◆ **TEXTE DE LECTURE**:
━━━━━━━━━━━━━━━━━━━━━━━━━━━━━━

Pour contribuer à la lutte contre les violences et les stéréotypes de genre et, plus largement, permettre à chacun de se forger une attitude responsable, l'École doit promouvoir dès l'école primaire l'éducation à la sexualité, qui fait partie des programmes. Pour cela, un groupe de travail a été mis en place sur le sujet. Il fera des propositions pour améliorer cet enseignement indispensable.

 

La généralisation de l'éducation au développement durable est renforcée par l'inscription des thèmes et des enjeux du développement durable dans les programmes d'enseignement et dans l'offre de formation, la production de ressources pédagogiques et les projets d'écoles et d'établissements. Les politiques nationales issues de la Conférence environnementale sont prises en compte par l'éducation nationale, en particulier grâce à la multiplication des partenariats nationaux et régionaux. Les « démarches globales de développement durable des écoles et des établissements » feront l'objet d'une grande attention dans les académies, en raison de leur dimension territoriale.

 

Au-delà de ses bénéfices en matière de santé, le sport scolaire joue aussi un rôle fondamental dans l'accès des jeunes aux sports et, plus largement, à la vie associative et au développement du lien social, notamment dans les zones ou quartiers défavorisés. En favorisant le dépassement de soi, l'esprit d'équipe, la confiance en soi et la responsabilisation, en valorisant des valeurs de fraternité et de respect, le sport scolaire contribue à la cohésion des écoles et des établissements scolaires. Le sport scolaire est le trait d'union entre l'éducation physique et sportive et le sport fédéral. Il est la continuité de l'enseignement de l'EPS, il devra être encouragé.

 

III.5. Améliorer le dialogue entre l'École, ses partenaires et les familles

1) Renforcer les partenariats 

L'éducation revêt bien d'abord un caractère national, mais les collectivités territoriales, qui financent 25 % de sa dépense, jouent aussi un rôle déterminant dans le bon fonctionnement du système éducatif.

 

Le projet de loi d'orientation et de programmation prévoit que les contrats d'objectifs des établissements pourraient devenir tripartites, en associant la collectivité de rattachement si celle-ci le souhaite. Ainsi, chacun pourrait préciser ses engagements pour améliorer la réussite des élèves d'un établissement et l'action menée gagnerait en cohérence, au service d'une École plus performante dans ses missions et plus ouverte sur ses territoires.

 

Dans le même esprit, le dialogue de gestion et de performance avec chaque académie organisé tous les ans au niveau national permettra de mettre en perspective les premières mesures de refondation de l'École en tirant un bilan de la rentrée 2013.

 

Les contrats d'objectifs entre l'administration centrale et les académies seront signés et évalués périodiquement. Ils permettront de mieux apprécier, sur une période de quatre ans, les résultats des élèves et, plus largement, l'ancrage des mesures nouvelles dans les écoles et les établissements.

━━━━━━━━━━━━━━━━━━━━━━━━━━━━━━

◆ **EXTRAIT DES DONNÉES**:
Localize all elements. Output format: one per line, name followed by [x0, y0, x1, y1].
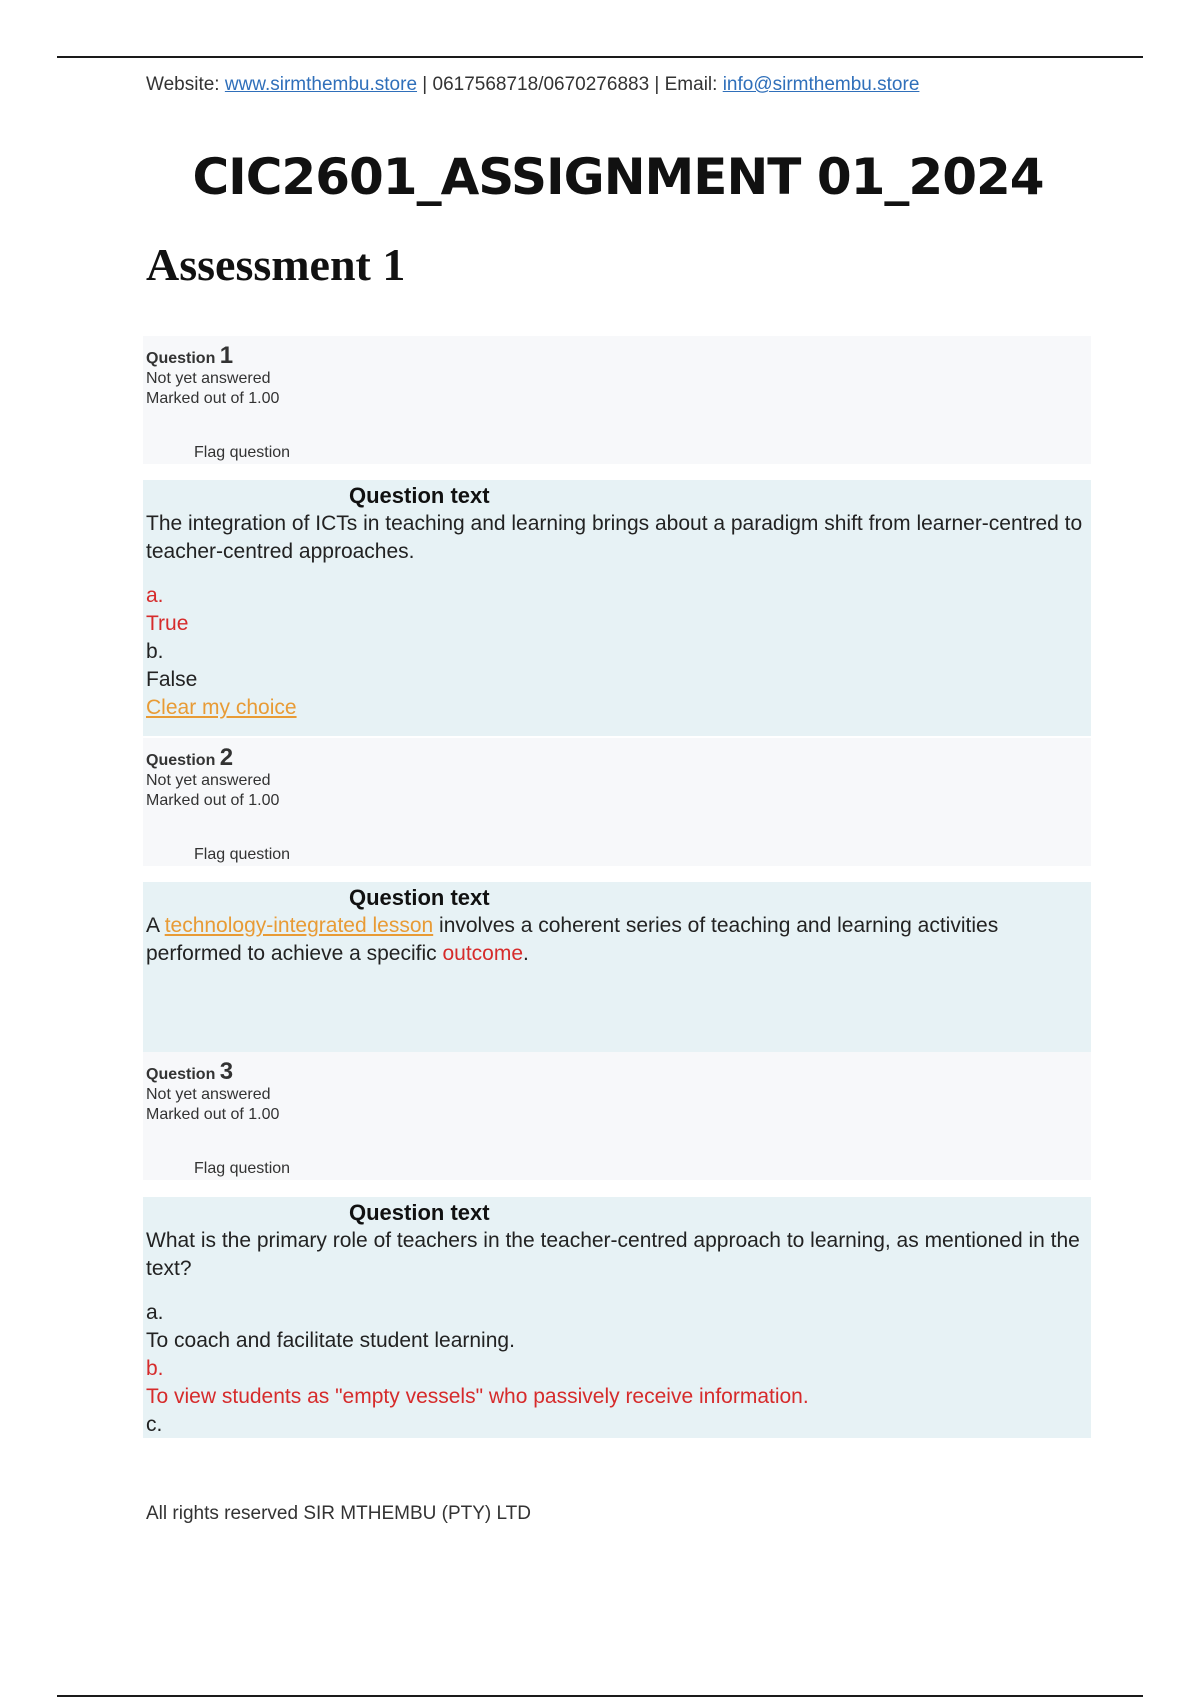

━━━━━━━━━━━━━━━━━━━━━━━━━━━━━━

◆ **OBJECTIF DE L'EXERCICE**: Reproduisez mot pour mot, dans le texte de lecture, le passage qui va de « 1) Renforcer les » jusqu'à « sur ses territoires. ».

◆ **RÉPONSE COMPLÈTE**:
1) Renforcer les partenariats 

L'éducation revêt bien d'abord un caractère national, mais les collectivités territoriales, qui financent 25 % de sa dépense, jouent aussi un rôle déterminant dans le bon fonctionnement du système éducatif.

 

Le projet de loi d'orientation et de programmation prévoit que les contrats d'objectifs des établissements pourraient devenir tripartites, en associant la collectivité de rattachement si celle-ci le souhaite. Ainsi, chacun pourrait préciser ses engagements pour améliorer la réussite des élèves d'un établissement et l'action menée gagnerait en cohérence, au service d'une École plus performante dans ses missions et plus ouverte sur ses territoires.